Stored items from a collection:

----------

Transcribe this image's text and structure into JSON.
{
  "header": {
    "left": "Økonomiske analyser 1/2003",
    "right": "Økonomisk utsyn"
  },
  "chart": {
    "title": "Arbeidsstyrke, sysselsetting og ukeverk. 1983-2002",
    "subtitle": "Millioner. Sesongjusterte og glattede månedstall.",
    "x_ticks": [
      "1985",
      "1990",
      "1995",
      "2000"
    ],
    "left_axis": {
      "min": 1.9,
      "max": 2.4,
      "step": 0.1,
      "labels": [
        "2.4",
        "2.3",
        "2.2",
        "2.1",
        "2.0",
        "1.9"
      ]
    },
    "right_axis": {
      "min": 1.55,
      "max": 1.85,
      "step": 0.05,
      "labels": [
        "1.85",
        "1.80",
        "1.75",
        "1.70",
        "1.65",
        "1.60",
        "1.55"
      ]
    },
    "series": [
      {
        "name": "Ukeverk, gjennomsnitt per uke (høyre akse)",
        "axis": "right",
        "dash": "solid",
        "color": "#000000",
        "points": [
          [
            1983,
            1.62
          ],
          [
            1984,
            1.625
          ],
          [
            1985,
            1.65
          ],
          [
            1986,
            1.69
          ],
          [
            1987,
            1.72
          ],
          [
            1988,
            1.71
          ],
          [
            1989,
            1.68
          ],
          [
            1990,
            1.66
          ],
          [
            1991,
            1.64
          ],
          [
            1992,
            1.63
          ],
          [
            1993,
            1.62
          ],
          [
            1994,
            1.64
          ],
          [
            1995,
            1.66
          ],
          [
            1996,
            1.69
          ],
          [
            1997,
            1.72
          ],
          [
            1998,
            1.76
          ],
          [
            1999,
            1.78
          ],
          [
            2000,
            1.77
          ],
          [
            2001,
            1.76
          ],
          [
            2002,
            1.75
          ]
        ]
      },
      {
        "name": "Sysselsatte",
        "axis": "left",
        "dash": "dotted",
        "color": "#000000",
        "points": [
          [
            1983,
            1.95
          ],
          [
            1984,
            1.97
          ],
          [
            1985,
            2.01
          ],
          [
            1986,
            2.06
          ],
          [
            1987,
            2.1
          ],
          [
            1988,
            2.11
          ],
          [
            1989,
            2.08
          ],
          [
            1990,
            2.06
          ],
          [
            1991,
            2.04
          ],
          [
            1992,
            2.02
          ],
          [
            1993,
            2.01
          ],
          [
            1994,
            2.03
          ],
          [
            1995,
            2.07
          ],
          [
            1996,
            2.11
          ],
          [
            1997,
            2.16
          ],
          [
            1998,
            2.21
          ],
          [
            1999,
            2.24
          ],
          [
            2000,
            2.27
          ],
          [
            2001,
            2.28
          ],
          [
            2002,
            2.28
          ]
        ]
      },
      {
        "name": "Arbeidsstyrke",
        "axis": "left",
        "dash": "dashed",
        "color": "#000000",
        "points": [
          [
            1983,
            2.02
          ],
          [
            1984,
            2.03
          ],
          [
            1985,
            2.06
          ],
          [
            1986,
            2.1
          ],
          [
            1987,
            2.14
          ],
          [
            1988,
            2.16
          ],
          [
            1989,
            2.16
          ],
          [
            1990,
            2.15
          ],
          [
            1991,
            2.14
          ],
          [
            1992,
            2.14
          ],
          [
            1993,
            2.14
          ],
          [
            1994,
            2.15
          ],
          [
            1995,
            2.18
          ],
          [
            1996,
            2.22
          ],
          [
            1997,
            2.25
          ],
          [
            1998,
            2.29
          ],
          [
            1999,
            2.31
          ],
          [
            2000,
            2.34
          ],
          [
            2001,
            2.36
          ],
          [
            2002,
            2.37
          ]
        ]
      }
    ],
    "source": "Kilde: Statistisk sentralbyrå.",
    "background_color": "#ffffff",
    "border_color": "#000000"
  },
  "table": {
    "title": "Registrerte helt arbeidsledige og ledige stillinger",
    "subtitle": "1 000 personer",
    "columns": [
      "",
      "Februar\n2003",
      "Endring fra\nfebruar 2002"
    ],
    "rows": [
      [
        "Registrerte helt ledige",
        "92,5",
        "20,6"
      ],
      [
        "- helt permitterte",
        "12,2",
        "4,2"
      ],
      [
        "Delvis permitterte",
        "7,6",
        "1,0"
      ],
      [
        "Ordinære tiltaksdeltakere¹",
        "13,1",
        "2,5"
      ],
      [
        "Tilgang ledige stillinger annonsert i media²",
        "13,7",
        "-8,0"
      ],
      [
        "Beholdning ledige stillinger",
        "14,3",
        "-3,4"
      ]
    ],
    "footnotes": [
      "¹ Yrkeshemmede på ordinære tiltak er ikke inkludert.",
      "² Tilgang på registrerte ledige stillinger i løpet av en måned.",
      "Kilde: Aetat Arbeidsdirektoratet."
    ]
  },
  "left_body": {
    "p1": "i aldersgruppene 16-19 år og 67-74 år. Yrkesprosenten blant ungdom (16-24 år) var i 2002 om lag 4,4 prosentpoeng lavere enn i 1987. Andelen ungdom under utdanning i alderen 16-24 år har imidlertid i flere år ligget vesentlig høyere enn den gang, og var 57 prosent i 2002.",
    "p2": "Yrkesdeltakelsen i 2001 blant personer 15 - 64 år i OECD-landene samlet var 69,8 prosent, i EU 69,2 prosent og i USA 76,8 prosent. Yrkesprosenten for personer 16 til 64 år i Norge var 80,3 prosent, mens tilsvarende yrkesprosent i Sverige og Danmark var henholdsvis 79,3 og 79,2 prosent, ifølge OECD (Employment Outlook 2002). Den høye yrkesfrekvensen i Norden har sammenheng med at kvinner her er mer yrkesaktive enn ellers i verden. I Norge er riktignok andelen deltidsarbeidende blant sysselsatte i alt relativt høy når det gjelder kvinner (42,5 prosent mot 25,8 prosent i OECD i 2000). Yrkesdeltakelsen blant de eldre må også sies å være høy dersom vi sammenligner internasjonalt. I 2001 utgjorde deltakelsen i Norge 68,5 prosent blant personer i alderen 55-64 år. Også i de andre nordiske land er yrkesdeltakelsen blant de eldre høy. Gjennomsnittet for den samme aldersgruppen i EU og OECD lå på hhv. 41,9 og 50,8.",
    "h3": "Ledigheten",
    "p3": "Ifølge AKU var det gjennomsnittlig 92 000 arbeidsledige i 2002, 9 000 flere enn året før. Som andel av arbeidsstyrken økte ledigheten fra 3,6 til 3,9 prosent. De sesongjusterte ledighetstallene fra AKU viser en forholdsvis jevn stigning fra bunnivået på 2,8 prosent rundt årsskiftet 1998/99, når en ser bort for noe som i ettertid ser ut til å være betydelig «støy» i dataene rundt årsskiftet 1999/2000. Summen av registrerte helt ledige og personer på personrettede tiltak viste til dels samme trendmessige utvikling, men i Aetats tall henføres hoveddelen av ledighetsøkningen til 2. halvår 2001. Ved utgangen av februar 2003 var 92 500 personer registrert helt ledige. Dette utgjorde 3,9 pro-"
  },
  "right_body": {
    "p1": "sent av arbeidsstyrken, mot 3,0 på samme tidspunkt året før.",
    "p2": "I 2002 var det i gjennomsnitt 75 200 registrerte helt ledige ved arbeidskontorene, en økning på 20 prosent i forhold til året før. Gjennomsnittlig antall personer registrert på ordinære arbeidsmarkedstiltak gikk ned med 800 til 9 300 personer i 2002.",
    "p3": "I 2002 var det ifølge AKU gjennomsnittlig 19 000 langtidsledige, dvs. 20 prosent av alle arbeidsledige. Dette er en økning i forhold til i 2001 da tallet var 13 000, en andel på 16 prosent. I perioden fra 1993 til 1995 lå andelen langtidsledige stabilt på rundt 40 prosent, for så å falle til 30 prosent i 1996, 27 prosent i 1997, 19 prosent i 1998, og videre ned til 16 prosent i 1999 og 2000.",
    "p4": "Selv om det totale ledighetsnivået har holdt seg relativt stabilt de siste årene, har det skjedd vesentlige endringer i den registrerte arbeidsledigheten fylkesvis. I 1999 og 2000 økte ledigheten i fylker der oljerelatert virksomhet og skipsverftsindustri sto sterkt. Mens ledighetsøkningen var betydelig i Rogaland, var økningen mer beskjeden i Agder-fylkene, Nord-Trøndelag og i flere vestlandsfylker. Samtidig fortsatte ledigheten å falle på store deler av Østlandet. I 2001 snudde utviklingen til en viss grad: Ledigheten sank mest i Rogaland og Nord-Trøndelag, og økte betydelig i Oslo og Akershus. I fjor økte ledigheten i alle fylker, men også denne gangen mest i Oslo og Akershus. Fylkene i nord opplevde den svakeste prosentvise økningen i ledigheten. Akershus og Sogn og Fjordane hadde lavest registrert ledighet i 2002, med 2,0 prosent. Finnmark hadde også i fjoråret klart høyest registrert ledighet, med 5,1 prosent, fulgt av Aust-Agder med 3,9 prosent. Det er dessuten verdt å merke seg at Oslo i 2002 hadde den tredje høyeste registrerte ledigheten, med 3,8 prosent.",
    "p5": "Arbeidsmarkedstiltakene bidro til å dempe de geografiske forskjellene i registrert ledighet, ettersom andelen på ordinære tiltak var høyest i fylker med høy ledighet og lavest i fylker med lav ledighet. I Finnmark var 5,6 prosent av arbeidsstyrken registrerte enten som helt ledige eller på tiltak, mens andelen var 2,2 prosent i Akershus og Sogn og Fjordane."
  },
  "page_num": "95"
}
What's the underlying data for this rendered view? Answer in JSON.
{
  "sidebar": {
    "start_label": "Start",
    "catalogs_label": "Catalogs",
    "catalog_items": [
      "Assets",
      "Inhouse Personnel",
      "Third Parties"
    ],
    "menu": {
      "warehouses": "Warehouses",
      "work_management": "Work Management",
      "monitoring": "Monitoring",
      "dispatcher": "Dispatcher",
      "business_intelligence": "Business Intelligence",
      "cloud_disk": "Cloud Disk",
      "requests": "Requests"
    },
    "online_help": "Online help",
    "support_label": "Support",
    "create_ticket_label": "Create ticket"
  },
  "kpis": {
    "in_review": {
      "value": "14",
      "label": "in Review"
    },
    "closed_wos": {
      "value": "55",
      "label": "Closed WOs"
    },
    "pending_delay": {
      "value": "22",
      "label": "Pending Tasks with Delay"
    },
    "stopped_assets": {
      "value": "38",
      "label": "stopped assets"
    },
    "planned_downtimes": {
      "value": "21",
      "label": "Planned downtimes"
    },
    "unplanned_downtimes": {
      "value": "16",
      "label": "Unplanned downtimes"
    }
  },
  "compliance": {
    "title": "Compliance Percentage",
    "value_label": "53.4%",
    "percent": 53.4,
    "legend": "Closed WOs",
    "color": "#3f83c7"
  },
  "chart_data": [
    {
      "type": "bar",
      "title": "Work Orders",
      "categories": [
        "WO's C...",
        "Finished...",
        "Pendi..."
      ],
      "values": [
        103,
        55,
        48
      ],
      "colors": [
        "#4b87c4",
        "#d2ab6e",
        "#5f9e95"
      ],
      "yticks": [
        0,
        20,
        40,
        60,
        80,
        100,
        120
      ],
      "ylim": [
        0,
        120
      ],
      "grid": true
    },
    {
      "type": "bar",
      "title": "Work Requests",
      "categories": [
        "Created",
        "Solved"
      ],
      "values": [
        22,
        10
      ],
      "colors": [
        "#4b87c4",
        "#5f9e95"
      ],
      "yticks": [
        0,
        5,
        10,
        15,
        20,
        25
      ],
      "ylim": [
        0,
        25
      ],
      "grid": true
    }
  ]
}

----------

Tell how many lines contain the word "this", using only the number.

Right answer
2